BRIEF
Read the data and repeat all of it exactly.

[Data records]
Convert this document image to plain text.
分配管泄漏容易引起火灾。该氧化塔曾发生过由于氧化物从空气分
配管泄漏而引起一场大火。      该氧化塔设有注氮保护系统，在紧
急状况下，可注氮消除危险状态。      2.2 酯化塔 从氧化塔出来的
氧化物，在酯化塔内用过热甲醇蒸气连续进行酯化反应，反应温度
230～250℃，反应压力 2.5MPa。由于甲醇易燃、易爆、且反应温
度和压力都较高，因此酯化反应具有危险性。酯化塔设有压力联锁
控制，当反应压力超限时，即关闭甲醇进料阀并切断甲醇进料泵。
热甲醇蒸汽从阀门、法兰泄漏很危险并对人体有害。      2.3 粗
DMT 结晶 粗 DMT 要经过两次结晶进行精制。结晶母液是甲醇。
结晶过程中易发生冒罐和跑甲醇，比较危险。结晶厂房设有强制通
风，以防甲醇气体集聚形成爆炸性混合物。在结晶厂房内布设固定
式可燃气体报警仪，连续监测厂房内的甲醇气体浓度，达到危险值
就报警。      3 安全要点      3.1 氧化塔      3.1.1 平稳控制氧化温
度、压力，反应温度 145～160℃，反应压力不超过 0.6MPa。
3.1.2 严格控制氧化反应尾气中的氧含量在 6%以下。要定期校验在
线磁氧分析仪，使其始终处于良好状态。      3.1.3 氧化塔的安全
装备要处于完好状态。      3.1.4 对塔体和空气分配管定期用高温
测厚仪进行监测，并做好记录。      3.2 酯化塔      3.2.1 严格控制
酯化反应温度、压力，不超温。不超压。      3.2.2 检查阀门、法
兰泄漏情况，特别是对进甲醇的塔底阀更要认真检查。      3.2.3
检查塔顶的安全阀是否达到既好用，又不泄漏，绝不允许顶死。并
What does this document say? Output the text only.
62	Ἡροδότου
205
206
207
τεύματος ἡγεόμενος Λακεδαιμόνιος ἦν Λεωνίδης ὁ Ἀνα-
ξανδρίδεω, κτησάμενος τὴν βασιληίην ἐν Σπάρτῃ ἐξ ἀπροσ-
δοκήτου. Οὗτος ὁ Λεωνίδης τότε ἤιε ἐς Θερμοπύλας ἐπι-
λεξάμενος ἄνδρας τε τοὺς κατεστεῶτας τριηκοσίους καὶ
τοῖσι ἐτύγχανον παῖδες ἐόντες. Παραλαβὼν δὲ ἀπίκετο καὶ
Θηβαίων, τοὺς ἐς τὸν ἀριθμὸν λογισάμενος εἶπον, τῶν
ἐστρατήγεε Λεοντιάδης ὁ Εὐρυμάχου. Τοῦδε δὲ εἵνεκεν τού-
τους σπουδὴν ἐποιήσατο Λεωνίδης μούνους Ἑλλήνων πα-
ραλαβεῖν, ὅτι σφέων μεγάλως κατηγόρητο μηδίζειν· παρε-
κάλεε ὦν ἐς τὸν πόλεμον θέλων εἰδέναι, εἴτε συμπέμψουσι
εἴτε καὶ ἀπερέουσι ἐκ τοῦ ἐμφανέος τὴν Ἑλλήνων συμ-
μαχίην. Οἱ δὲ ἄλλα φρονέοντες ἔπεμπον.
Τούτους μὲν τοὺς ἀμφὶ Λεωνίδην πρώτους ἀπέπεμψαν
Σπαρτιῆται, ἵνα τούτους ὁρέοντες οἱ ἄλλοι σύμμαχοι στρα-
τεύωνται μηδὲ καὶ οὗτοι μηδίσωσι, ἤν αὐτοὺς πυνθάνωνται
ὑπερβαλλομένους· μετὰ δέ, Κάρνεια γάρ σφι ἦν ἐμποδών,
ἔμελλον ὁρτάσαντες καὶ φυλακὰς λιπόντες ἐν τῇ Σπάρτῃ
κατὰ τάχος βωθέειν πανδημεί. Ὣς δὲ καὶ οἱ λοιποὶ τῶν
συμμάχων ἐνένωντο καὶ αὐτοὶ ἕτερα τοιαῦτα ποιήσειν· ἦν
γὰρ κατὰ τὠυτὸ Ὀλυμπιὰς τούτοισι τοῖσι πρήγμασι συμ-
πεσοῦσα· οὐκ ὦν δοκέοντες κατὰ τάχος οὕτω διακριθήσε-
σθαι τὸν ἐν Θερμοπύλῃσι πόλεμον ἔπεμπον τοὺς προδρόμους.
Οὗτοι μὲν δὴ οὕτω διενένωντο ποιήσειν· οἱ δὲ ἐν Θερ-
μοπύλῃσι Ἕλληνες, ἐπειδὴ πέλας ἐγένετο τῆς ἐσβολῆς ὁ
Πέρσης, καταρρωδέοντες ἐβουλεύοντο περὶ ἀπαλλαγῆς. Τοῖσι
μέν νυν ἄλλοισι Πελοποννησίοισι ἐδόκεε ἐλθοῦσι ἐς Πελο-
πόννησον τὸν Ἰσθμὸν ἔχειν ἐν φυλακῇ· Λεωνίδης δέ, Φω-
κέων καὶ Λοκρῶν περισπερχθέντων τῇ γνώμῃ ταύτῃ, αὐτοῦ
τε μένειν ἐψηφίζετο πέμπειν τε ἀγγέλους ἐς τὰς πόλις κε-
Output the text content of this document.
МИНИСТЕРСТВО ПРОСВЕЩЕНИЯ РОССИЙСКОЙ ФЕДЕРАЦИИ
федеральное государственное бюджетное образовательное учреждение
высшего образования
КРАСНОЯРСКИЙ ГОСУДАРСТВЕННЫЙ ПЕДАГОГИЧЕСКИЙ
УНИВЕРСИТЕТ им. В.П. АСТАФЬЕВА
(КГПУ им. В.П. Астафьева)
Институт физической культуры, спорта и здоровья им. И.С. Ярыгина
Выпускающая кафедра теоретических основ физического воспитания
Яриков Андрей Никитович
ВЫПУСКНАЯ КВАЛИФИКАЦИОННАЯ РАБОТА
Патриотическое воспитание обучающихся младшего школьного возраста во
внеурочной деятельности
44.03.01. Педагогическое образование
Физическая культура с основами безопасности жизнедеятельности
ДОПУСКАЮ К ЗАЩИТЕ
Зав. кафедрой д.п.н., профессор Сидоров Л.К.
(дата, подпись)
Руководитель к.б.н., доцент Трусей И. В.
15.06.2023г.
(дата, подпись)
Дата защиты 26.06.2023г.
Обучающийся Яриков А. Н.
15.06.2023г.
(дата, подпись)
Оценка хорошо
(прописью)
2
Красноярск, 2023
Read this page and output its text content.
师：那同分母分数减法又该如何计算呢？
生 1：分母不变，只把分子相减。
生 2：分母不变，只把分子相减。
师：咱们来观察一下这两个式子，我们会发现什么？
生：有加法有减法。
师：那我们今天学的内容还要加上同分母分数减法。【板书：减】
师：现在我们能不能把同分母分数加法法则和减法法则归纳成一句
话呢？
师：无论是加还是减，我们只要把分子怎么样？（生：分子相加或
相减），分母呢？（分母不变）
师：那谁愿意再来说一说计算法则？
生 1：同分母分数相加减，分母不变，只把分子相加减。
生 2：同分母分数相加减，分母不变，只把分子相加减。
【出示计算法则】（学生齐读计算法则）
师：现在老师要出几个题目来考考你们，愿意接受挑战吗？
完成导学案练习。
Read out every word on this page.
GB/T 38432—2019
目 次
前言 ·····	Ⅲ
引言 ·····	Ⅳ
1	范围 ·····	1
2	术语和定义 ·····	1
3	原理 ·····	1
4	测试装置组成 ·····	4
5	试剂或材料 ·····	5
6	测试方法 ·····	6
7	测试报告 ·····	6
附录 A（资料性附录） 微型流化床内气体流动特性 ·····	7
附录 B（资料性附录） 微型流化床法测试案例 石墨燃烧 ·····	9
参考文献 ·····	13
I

RESPONSE
Convert this document image to plain text.
分配管泄漏容易引起火灾。该氧化塔曾发生过由于氧化物从空气分
配管泄漏而引起一场大火。      该氧化塔设有注氮保护系统，在紧
急状况下，可注氮消除危险状态。      2.2 酯化塔 从氧化塔出来的
氧化物，在酯化塔内用过热甲醇蒸气连续进行酯化反应，反应温度
230～250℃，反应压力 2.5MPa。由于甲醇易燃、易爆、且反应温
度和压力都较高，因此酯化反应具有危险性。酯化塔设有压力联锁
控制，当反应压力超限时，即关闭甲醇进料阀并切断甲醇进料泵。
热甲醇蒸汽从阀门、法兰泄漏很危险并对人体有害。      2.3 粗
DMT 结晶 粗 DMT 要经过两次结晶进行精制。结晶母液是甲醇。
结晶过程中易发生冒罐和跑甲醇，比较危险。结晶厂房设有强制通
风，以防甲醇气体集聚形成爆炸性混合物。在结晶厂房内布设固定
式可燃气体报警仪，连续监测厂房内的甲醇气体浓度，达到危险值
就报警。      3 安全要点      3.1 氧化塔      3.1.1 平稳控制氧化温
度、压力，反应温度 145～160℃，反应压力不超过 0.6MPa。
3.1.2 严格控制氧化反应尾气中的氧含量在 6%以下。要定期校验在
线磁氧分析仪，使其始终处于良好状态。      3.1.3 氧化塔的安全
装备要处于完好状态。      3.1.4 对塔体和空气分配管定期用高温
测厚仪进行监测，并做好记录。      3.2 酯化塔      3.2.1 严格控制
酯化反应温度、压力，不超温。不超压。      3.2.2 检查阀门、法
兰泄漏情况，特别是对进甲醇的塔底阀更要认真检查。      3.2.3
检查塔顶的安全阀是否达到既好用，又不泄漏，绝不允许顶死。并
What does this document say? Output the text only.
62	Ἡροδότου
205
206
207
τεύματος ἡγεόμενος Λακεδαιμόνιος ἦν Λεωνίδης ὁ Ἀνα-
ξανδρίδεω, κτησάμενος τὴν βασιληίην ἐν Σπάρτῃ ἐξ ἀπροσ-
δοκήτου. Οὗτος ὁ Λεωνίδης τότε ἤιε ἐς Θερμοπύλας ἐπι-
λεξάμενος ἄνδρας τε τοὺς κατεστεῶτας τριηκοσίους καὶ
τοῖσι ἐτύγχανον παῖδες ἐόντες. Παραλαβὼν δὲ ἀπίκετο καὶ
Θηβαίων, τοὺς ἐς τὸν ἀριθμὸν λογισάμενος εἶπον, τῶν
ἐστρατήγεε Λεοντιάδης ὁ Εὐρυμάχου. Τοῦδε δὲ εἵνεκεν τού-
τους σπουδὴν ἐποιήσατο Λεωνίδης μούνους Ἑλλήνων πα-
ραλαβεῖν, ὅτι σφέων μεγάλως κατηγόρητο μηδίζειν· παρε-
κάλεε ὦν ἐς τὸν πόλεμον θέλων εἰδέναι, εἴτε συμπέμψουσι
εἴτε καὶ ἀπερέουσι ἐκ τοῦ ἐμφανέος τὴν Ἑλλήνων συμ-
μαχίην. Οἱ δὲ ἄλλα φρονέοντες ἔπεμπον.
Τούτους μὲν τοὺς ἀμφὶ Λεωνίδην πρώτους ἀπέπεμψαν
Σπαρτιῆται, ἵνα τούτους ὁρέοντες οἱ ἄλλοι σύμμαχοι στρα-
τεύωνται μηδὲ καὶ οὗτοι μηδίσωσι, ἤν αὐτοὺς πυνθάνωνται
ὑπερβαλλομένους· μετὰ δέ, Κάρνεια γάρ σφι ἦν ἐμποδών,
ἔμελλον ὁρτάσαντες καὶ φυλακὰς λιπόντες ἐν τῇ Σπάρτῃ
κατὰ τάχος βωθέειν πανδημεί. Ὣς δὲ καὶ οἱ λοιποὶ τῶν
συμμάχων ἐνένωντο καὶ αὐτοὶ ἕτερα τοιαῦτα ποιήσειν· ἦν
γὰρ κατὰ τὠυτὸ Ὀλυμπιὰς τούτοισι τοῖσι πρήγμασι συμ-
πεσοῦσα· οὐκ ὦν δοκέοντες κατὰ τάχος οὕτω διακριθήσε-
σθαι τὸν ἐν Θερμοπύλῃσι πόλεμον ἔπεμπον τοὺς προδρόμους.
Οὗτοι μὲν δὴ οὕτω διενένωντο ποιήσειν· οἱ δὲ ἐν Θερ-
μοπύλῃσι Ἕλληνες, ἐπειδὴ πέλας ἐγένετο τῆς ἐσβολῆς ὁ
Πέρσης, καταρρωδέοντες ἐβουλεύοντο περὶ ἀπαλλαγῆς. Τοῖσι
μέν νυν ἄλλοισι Πελοποννησίοισι ἐδόκεε ἐλθοῦσι ἐς Πελο-
πόννησον τὸν Ἰσθμὸν ἔχειν ἐν φυλακῇ· Λεωνίδης δέ, Φω-
κέων καὶ Λοκρῶν περισπερχθέντων τῇ γνώμῃ ταύτῃ, αὐτοῦ
τε μένειν ἐψηφίζετο πέμπειν τε ἀγγέλους ἐς τὰς πόλις κε-
Output the text content of this document.
МИНИСТЕРСТВО ПРОСВЕЩЕНИЯ РОССИЙСКОЙ ФЕДЕРАЦИИ
федеральное государственное бюджетное образовательное учреждение
высшего образования
КРАСНОЯРСКИЙ ГОСУДАРСТВЕННЫЙ ПЕДАГОГИЧЕСКИЙ
УНИВЕРСИТЕТ им. В.П. АСТАФЬЕВА
(КГПУ им. В.П. Астафьева)
Институт физической культуры, спорта и здоровья им. И.С. Ярыгина
Выпускающая кафедра теоретических основ физического воспитания
Яриков Андрей Никитович
ВЫПУСКНАЯ КВАЛИФИКАЦИОННАЯ РАБОТА
Патриотическое воспитание обучающихся младшего школьного возраста во
внеурочной деятельности
44.03.01. Педагогическое образование
Физическая культура с основами безопасности жизнедеятельности
ДОПУСКАЮ К ЗАЩИТЕ
Зав. кафедрой д.п.н., профессор Сидоров Л.К.
(дата, подпись)
Руководитель к.б.н., доцент Трусей И. В.
15.06.2023г.
(дата, подпись)
Дата защиты 26.06.2023г.
Обучающийся Яриков А. Н.
15.06.2023г.
(дата, подпись)
Оценка хорошо
(прописью)
2
Красноярск, 2023
Read this page and output its text content.
师：那同分母分数减法又该如何计算呢？
生 1：分母不变，只把分子相减。
生 2：分母不变，只把分子相减。
师：咱们来观察一下这两个式子，我们会发现什么？
生：有加法有减法。
师：那我们今天学的内容还要加上同分母分数减法。【板书：减】
师：现在我们能不能把同分母分数加法法则和减法法则归纳成一句
话呢？
师：无论是加还是减，我们只要把分子怎么样？（生：分子相加或
相减），分母呢？（分母不变）
师：那谁愿意再来说一说计算法则？
生 1：同分母分数相加减，分母不变，只把分子相加减。
生 2：同分母分数相加减，分母不变，只把分子相加减。
【出示计算法则】（学生齐读计算法则）
师：现在老师要出几个题目来考考你们，愿意接受挑战吗？
完成导学案练习。
Read out every word on this page.
GB/T 38432—2019
目 次
前言 ·····	Ⅲ
引言 ·····	Ⅳ
1	范围 ·····	1
2	术语和定义 ·····	1
3	原理 ·····	1
4	测试装置组成 ·····	4
5	试剂或材料 ·····	5
6	测试方法 ·····	6
7	测试报告 ·····	6
附录 A（资料性附录） 微型流化床内气体流动特性 ·····	7
附录 B（资料性附录） 微型流化床法测试案例 石墨燃烧 ·····	9
参考文献 ·····	13
I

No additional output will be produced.